Page excerpt ▸
━━━

Transcending the Ideal: Reimagining Femininity and its Relationship to Power

Curated by Virginia Ingram

Artists: Svetlana Bailey, NARCISSISTER, Ryan Trecartin, Elzie WIlliams III, Qinru Zhang, and Annie Chen Ziyao

April 13 – 27, 2023

This exhibition explores self-perception at the intersection of the media and technology, uncovering how social networks, image saturation, and social stereotypes influence ideals of femininity, modes of self-representation, and the categorization of bodies. The artists in the exhibition identify various mirrors in contemporary culture, such as selfies, social media influencers, video game avatars, exclusive social organizations, pornography, targeted magazine advertisements, and algorithms, to illuminate how the reflections and representations of identity in the mediascape can affect self-perception, and to challenge the systemic limitations of self-imaging that shape dominant ideologies related to race, class, and gender.

━━━

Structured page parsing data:
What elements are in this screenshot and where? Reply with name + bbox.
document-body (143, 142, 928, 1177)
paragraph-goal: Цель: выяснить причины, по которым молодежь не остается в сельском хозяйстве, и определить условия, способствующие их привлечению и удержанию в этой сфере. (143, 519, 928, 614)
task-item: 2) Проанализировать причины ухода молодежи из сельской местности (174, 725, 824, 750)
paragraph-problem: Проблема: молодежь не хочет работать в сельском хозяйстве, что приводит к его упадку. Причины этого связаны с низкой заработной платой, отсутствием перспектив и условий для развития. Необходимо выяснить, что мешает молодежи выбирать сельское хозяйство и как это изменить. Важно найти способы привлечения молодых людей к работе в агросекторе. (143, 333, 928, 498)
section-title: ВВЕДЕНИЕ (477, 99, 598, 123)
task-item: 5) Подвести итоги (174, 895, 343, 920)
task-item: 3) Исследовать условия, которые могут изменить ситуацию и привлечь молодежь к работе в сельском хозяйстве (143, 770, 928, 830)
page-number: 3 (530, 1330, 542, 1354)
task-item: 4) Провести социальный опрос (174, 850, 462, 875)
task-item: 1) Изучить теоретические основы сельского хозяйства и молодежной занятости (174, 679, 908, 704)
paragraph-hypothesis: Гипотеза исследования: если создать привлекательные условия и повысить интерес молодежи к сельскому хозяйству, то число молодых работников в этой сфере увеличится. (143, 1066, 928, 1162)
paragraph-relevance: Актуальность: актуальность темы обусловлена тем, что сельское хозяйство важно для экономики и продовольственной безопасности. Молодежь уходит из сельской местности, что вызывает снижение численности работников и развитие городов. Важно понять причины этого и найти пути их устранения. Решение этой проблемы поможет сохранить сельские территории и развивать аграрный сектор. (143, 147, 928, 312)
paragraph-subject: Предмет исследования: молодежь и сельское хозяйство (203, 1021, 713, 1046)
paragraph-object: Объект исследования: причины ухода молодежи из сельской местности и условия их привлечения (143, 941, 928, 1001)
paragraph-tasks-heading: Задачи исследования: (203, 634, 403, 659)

━━━

Tasks to perform ▸
(1) Translate this sentence from the exhibition description into Spanish: "This exhibition explores self-perception at the intersection of the media and technology, uncovering how social networks, image saturation, and social stereotypes influence ideals of femininity, modes of self-representation, and the categorization of bodies."
(2) Reproduce word for word everything in the exhibition description from "Curated by Virginia" down to "class, and gender.".
(3) List every mirror in contemporary culture that the exhibition description says the artists identify.

Problem solutions ▸
(1) Esta exposición explora la autopercepción en la intersección de los medios y la tecnología, desvelando cómo las redes sociales, la saturación de imágenes y los estereotipos sociales influyen en los ideales de feminidad, los modos de autorrepresentación y la categorización de los cuerpos.

(2)
Curated by Virginia Ingram

Artists: Svetlana Bailey, NARCISSISTER, Ryan Trecartin, Elzie WIlliams III, Qinru Zhang, and Annie Chen Ziyao

April 13 – 27, 2023

This exhibition explores self-perception at the intersection of the media and technology, uncovering how social networks, image saturation, and social stereotypes influence ideals of femininity, modes of self-representation, and the categorization of bodies. The artists in the exhibition identify various mirrors in contemporary culture, such as selfies, social media influencers, video game avatars, exclusive social organizations, pornography, targeted magazine advertisements, and algorithms, to illuminate how the reflections and representations of identity in the mediascape can affect self-perception, and to challenge the systemic limitations of self-imaging that shape dominant ideologies related to race, class, and gender.

(3)
- selfies
- social media influencers
- video game avatars
- exclusive social organizations
- pornography
- targeted magazine advertisements
- algorithms